Work to be completed → Pictures in the data below are not part of the copy; transcribe everything else exactly.
## start
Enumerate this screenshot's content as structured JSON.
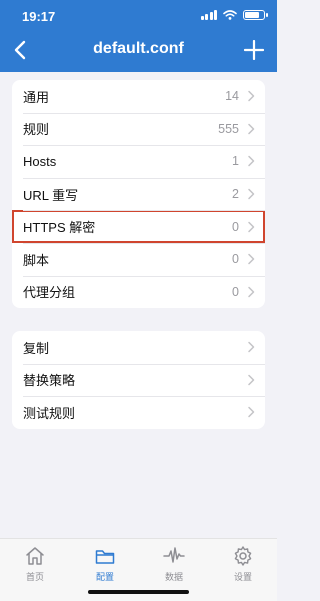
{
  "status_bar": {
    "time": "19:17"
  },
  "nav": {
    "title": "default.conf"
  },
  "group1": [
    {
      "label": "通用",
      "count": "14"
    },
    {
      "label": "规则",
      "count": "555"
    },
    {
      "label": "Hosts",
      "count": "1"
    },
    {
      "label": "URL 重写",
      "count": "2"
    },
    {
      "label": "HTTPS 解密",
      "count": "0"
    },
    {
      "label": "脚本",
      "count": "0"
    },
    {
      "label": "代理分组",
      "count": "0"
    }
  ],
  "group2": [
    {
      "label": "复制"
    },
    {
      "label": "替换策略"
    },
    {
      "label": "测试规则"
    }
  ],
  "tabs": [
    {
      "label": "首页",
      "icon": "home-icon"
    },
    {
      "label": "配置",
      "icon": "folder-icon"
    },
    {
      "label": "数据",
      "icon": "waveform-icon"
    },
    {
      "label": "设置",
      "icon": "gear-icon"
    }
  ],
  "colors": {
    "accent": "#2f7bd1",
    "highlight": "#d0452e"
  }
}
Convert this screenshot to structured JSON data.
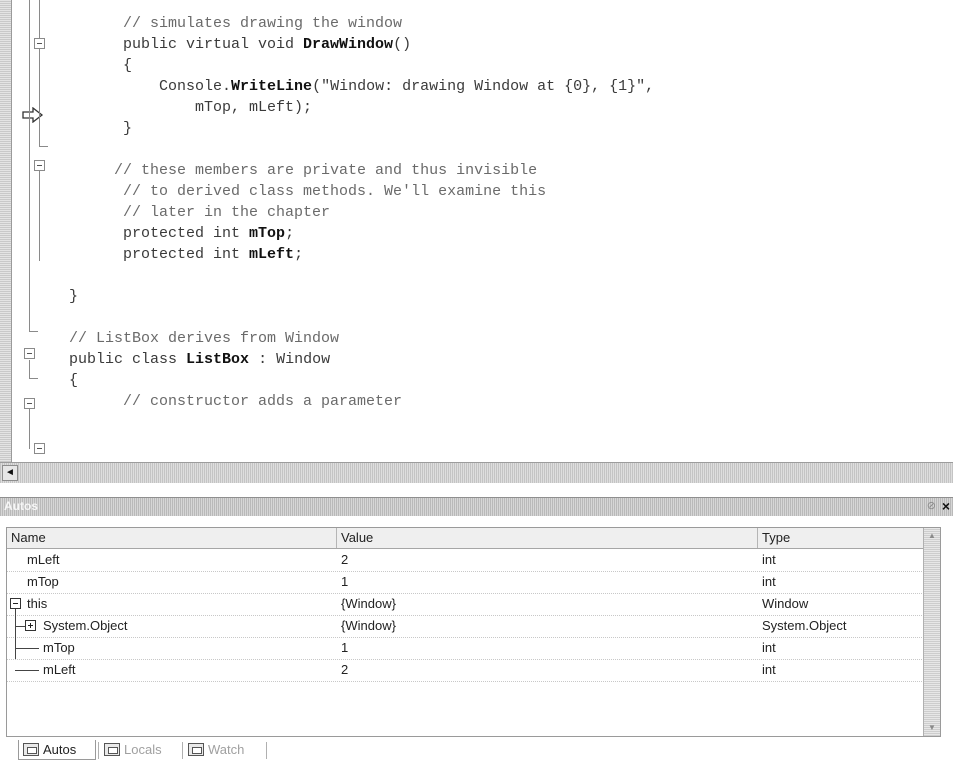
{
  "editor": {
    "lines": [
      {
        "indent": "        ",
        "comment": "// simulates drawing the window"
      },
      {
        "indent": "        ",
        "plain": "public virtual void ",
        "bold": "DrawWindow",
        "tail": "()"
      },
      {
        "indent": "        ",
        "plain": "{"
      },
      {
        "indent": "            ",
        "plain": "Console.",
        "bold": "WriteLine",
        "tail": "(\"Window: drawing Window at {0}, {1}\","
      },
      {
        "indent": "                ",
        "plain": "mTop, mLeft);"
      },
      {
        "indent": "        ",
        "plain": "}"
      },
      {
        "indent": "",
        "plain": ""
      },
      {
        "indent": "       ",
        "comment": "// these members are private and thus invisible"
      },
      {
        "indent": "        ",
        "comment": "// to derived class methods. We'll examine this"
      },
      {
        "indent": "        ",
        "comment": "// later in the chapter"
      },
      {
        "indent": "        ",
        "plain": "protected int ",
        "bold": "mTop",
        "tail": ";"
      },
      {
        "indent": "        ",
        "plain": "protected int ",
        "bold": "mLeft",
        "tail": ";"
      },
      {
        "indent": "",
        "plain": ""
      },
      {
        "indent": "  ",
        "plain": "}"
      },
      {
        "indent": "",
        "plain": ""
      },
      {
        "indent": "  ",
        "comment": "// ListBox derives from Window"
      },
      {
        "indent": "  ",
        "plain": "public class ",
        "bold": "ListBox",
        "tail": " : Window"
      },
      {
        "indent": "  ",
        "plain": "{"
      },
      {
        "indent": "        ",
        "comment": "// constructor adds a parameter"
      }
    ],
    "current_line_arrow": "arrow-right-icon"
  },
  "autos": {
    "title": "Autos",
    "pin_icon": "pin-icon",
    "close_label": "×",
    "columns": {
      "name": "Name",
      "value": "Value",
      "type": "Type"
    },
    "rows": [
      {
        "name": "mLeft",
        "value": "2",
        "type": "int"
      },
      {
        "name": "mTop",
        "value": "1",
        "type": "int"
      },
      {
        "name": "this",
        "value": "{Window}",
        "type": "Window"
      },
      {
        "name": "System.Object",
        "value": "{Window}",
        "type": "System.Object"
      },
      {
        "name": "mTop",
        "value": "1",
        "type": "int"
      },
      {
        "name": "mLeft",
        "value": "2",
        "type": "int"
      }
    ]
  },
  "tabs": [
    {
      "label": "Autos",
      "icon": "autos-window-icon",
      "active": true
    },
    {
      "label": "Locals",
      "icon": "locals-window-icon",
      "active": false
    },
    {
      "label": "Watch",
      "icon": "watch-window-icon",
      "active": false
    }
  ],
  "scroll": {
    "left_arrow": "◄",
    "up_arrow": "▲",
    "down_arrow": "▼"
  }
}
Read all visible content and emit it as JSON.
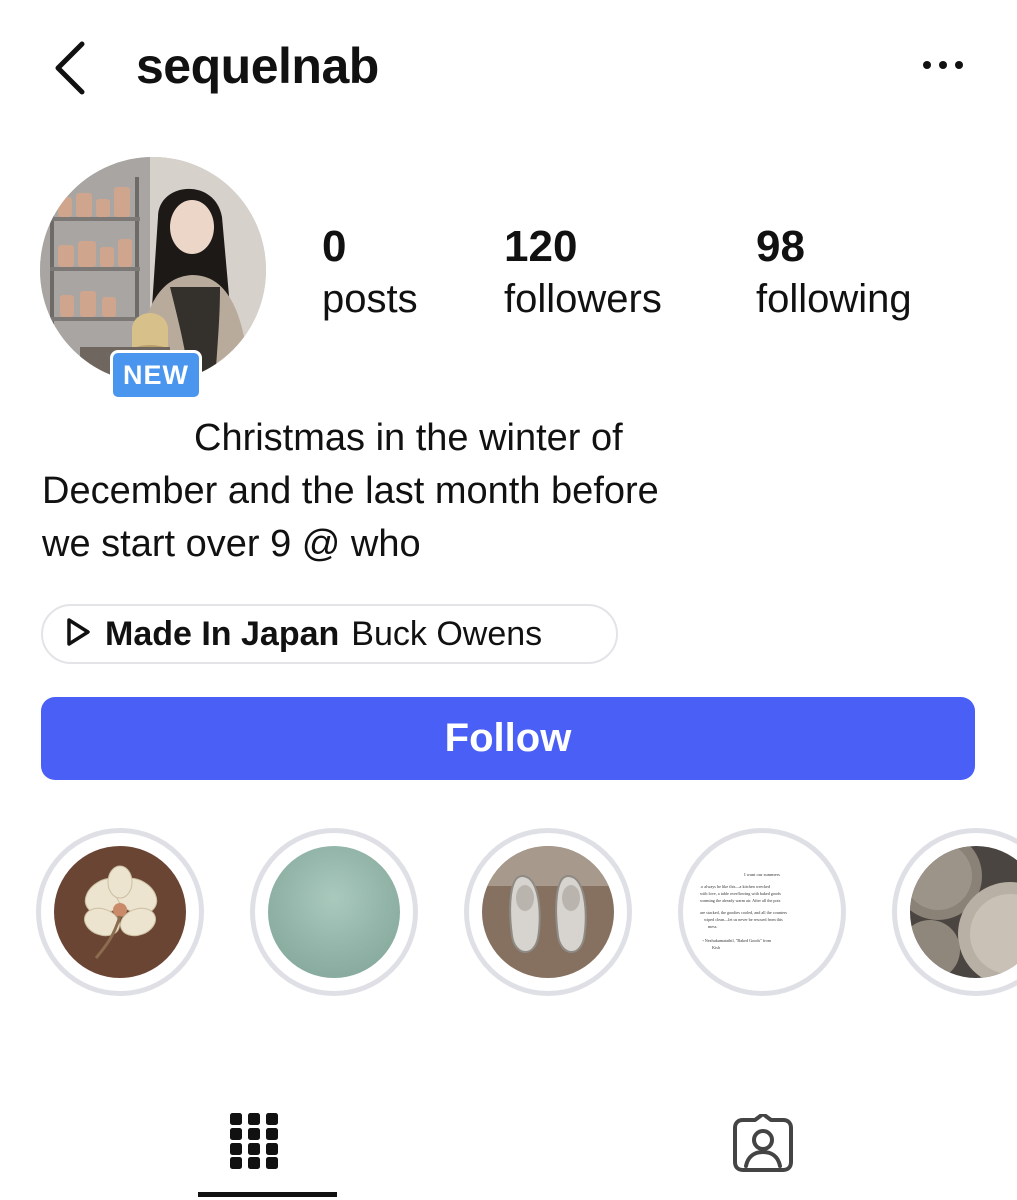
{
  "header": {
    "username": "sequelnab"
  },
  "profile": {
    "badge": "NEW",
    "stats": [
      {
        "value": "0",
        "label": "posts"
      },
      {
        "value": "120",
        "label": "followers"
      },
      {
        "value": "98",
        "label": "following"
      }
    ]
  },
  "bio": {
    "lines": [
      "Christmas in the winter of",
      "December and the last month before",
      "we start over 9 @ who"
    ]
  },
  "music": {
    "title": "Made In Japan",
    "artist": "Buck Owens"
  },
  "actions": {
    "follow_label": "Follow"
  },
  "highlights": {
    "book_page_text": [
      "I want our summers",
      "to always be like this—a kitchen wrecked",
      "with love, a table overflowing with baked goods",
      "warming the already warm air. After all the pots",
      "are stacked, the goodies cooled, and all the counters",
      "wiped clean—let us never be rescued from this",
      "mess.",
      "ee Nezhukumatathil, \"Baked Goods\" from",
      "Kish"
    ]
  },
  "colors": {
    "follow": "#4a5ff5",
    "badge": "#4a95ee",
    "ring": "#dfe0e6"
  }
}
## end
Correct result →
Enumerate this screenshot's content as structured JSON.
{
  "status_bar": {
    "time": "19:17"
  },
  "nav": {
    "title": "default.conf"
  },
  "group1": [
    {
      "label": "通用",
      "count": "14"
    },
    {
      "label": "规则",
      "count": "555"
    },
    {
      "label": "Hosts",
      "count": "1"
    },
    {
      "label": "URL 重写",
      "count": "2"
    },
    {
      "label": "HTTPS 解密",
      "count": "0"
    },
    {
      "label": "脚本",
      "count": "0"
    },
    {
      "label": "代理分组",
      "count": "0"
    }
  ],
  "group2": [
    {
      "label": "复制"
    },
    {
      "label": "替换策略"
    },
    {
      "label": "测试规则"
    }
  ],
  "tabs": [
    {
      "label": "首页",
      "icon": "home-icon"
    },
    {
      "label": "配置",
      "icon": "folder-icon"
    },
    {
      "label": "数据",
      "icon": "waveform-icon"
    },
    {
      "label": "设置",
      "icon": "gear-icon"
    }
  ],
  "colors": {
    "accent": "#2f7bd1",
    "highlight": "#d0452e"
  }
}
Convert this screenshot to structured JSON data.
{
  "editor": {
    "lines": [
      {
        "indent": "        ",
        "comment": "// simulates drawing the window"
      },
      {
        "indent": "        ",
        "plain": "public virtual void ",
        "bold": "DrawWindow",
        "tail": "()"
      },
      {
        "indent": "        ",
        "plain": "{"
      },
      {
        "indent": "            ",
        "plain": "Console.",
        "bold": "WriteLine",
        "tail": "(\"Window: drawing Window at {0}, {1}\","
      },
      {
        "indent": "                ",
        "plain": "mTop, mLeft);"
      },
      {
        "indent": "        ",
        "plain": "}"
      },
      {
        "indent": "",
        "plain": ""
      },
      {
        "indent": "       ",
        "comment": "// these members are private and thus invisible"
      },
      {
        "indent": "        ",
        "comment": "// to derived class methods. We'll examine this"
      },
      {
        "indent": "        ",
        "comment": "// later in the chapter"
      },
      {
        "indent": "        ",
        "plain": "protected int ",
        "bold": "mTop",
        "tail": ";"
      },
      {
        "indent": "        ",
        "plain": "protected int ",
        "bold": "mLeft",
        "tail": ";"
      },
      {
        "indent": "",
        "plain": ""
      },
      {
        "indent": "  ",
        "plain": "}"
      },
      {
        "indent": "",
        "plain": ""
      },
      {
        "indent": "  ",
        "comment": "// ListBox derives from Window"
      },
      {
        "indent": "  ",
        "plain": "public class ",
        "bold": "ListBox",
        "tail": " : Window"
      },
      {
        "indent": "  ",
        "plain": "{"
      },
      {
        "indent": "        ",
        "comment": "// constructor adds a parameter"
      }
    ],
    "current_line_arrow": "arrow-right-icon"
  },
  "autos": {
    "title": "Autos",
    "pin_icon": "pin-icon",
    "close_label": "×",
    "columns": {
      "name": "Name",
      "value": "Value",
      "type": "Type"
    },
    "rows": [
      {
        "name": "mLeft",
        "value": "2",
        "type": "int"
      },
      {
        "name": "mTop",
        "value": "1",
        "type": "int"
      },
      {
        "name": "this",
        "value": "{Window}",
        "type": "Window"
      },
      {
        "name": "System.Object",
        "value": "{Window}",
        "type": "System.Object"
      },
      {
        "name": "mTop",
        "value": "1",
        "type": "int"
      },
      {
        "name": "mLeft",
        "value": "2",
        "type": "int"
      }
    ]
  },
  "tabs": [
    {
      "label": "Autos",
      "icon": "autos-window-icon",
      "active": true
    },
    {
      "label": "Locals",
      "icon": "locals-window-icon",
      "active": false
    },
    {
      "label": "Watch",
      "icon": "watch-window-icon",
      "active": false
    }
  ],
  "scroll": {
    "left_arrow": "◄",
    "up_arrow": "▲",
    "down_arrow": "▼"
  }
}
Read all visible content and emit it as JSON.
{
  "header": {
    "username": "sequelnab"
  },
  "profile": {
    "badge": "NEW",
    "stats": [
      {
        "value": "0",
        "label": "posts"
      },
      {
        "value": "120",
        "label": "followers"
      },
      {
        "value": "98",
        "label": "following"
      }
    ]
  },
  "bio": {
    "lines": [
      "Christmas in the winter of",
      "December and the last month before",
      "we start over 9 @ who"
    ]
  },
  "music": {
    "title": "Made In Japan",
    "artist": "Buck Owens"
  },
  "actions": {
    "follow_label": "Follow"
  },
  "highlights": {
    "book_page_text": [
      "I want our summers",
      "to always be like this—a kitchen wrecked",
      "with love, a table overflowing with baked goods",
      "warming the already warm air. After all the pots",
      "are stacked, the goodies cooled, and all the counters",
      "wiped clean—let us never be rescued from this",
      "mess.",
      "ee Nezhukumatathil, \"Baked Goods\" from",
      "Kish"
    ]
  },
  "colors": {
    "follow": "#4a5ff5",
    "badge": "#4a95ee",
    "ring": "#dfe0e6"
  }
}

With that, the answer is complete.